REQUIREMENT: Retype exactly the lines that run from the line with "Enumerate this screenshot's" to the final line of the entries, keeping both ends and nothing else.

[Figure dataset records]
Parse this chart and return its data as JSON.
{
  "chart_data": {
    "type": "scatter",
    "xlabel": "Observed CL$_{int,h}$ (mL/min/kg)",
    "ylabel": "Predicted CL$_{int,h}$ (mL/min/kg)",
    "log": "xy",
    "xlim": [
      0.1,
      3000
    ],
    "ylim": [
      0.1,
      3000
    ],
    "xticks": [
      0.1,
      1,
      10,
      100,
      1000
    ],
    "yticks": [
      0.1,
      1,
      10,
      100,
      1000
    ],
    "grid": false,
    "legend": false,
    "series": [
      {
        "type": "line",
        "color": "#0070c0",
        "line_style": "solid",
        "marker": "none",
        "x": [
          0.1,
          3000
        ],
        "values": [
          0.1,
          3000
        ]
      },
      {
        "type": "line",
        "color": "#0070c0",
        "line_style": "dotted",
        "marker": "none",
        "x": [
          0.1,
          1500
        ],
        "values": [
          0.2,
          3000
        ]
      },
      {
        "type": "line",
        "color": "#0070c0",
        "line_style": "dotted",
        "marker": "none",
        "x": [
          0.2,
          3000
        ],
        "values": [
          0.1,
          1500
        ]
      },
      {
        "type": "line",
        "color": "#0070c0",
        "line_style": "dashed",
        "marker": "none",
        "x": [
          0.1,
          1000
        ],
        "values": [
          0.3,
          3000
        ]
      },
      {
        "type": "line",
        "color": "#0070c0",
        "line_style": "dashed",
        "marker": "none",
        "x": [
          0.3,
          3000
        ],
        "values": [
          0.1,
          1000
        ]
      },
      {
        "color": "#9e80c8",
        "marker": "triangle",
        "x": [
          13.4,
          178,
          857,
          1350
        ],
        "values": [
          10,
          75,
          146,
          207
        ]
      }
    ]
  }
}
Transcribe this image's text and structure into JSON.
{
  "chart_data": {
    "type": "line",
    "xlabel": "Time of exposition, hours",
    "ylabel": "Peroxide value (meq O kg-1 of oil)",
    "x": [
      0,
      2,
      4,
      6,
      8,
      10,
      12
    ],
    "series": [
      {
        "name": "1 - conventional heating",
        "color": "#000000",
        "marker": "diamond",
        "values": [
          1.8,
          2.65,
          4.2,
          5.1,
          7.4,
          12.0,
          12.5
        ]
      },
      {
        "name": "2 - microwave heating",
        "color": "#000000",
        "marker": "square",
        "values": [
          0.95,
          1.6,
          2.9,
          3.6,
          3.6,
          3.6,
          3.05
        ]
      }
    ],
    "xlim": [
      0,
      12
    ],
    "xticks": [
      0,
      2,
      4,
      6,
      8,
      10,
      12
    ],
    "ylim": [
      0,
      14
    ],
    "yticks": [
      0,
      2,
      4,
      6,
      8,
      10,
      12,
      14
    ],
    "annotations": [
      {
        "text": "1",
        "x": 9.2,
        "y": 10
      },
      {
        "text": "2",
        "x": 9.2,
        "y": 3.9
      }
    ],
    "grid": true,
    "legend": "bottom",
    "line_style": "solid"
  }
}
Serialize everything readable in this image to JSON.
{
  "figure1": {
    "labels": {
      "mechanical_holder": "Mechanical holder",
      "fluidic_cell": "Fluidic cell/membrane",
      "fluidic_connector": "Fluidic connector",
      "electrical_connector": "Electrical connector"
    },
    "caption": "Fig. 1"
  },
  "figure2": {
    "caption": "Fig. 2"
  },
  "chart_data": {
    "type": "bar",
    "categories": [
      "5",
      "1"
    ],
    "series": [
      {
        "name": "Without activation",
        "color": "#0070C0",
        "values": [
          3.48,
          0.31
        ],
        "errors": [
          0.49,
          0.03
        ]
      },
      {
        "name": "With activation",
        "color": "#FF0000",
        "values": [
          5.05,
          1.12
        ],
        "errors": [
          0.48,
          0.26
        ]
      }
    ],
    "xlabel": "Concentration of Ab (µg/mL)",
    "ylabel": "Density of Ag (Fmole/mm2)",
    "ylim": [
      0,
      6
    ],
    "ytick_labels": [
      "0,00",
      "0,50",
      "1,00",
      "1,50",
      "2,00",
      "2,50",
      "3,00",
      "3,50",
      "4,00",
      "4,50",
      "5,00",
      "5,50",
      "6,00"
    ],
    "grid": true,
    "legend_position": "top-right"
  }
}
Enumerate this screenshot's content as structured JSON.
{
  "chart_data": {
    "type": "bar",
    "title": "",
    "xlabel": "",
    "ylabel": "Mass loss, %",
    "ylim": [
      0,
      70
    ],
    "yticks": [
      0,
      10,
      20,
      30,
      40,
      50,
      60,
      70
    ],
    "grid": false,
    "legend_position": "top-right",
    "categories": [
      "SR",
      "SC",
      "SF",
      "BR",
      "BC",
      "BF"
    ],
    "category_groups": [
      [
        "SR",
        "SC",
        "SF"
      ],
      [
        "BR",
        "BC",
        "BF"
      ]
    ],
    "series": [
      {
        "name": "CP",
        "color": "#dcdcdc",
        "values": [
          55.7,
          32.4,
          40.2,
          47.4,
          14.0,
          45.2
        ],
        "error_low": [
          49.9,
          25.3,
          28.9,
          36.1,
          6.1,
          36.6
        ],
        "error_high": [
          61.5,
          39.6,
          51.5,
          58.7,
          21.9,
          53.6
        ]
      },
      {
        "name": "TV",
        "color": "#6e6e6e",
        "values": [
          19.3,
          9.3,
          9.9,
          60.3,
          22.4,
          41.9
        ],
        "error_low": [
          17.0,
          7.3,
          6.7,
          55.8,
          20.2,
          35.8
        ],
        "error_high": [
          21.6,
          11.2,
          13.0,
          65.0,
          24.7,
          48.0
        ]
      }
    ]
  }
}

EXERCISE OUTPUT:
Enumerate this screenshot's content as structured JSON.
{
  "chart_data": {
    "type": "bar",
    "title": "",
    "xlabel": "",
    "ylabel": "Mass loss, %",
    "ylim": [
      0,
      70
    ],
    "yticks": [
      0,
      10,
      20,
      30,
      40,
      50,
      60,
      70
    ],
    "grid": false,
    "legend_position": "top-right",
    "categories": [
      "SR",
      "SC",
      "SF",
      "BR",
      "BC",
      "BF"
    ],
    "category_groups": [
      [
        "SR",
        "SC",
        "SF"
      ],
      [
        "BR",
        "BC",
        "BF"
      ]
    ],
    "series": [
      {
        "name": "CP",
        "color": "#dcdcdc",
        "values": [
          55.7,
          32.4,
          40.2,
          47.4,
          14.0,
          45.2
        ],
        "error_low": [
          49.9,
          25.3,
          28.9,
          36.1,
          6.1,
          36.6
        ],
        "error_high": [
          61.5,
          39.6,
          51.5,
          58.7,
          21.9,
          53.6
        ]
      },
      {
        "name": "TV",
        "color": "#6e6e6e",
        "values": [
          19.3,
          9.3,
          9.9,
          60.3,
          22.4,
          41.9
        ],
        "error_low": [
          17.0,
          7.3,
          6.7,
          55.8,
          20.2,
          35.8
        ],
        "error_high": [
          21.6,
          11.2,
          13.0,
          65.0,
          24.7,
          48.0
        ]
      }
    ]
  }
}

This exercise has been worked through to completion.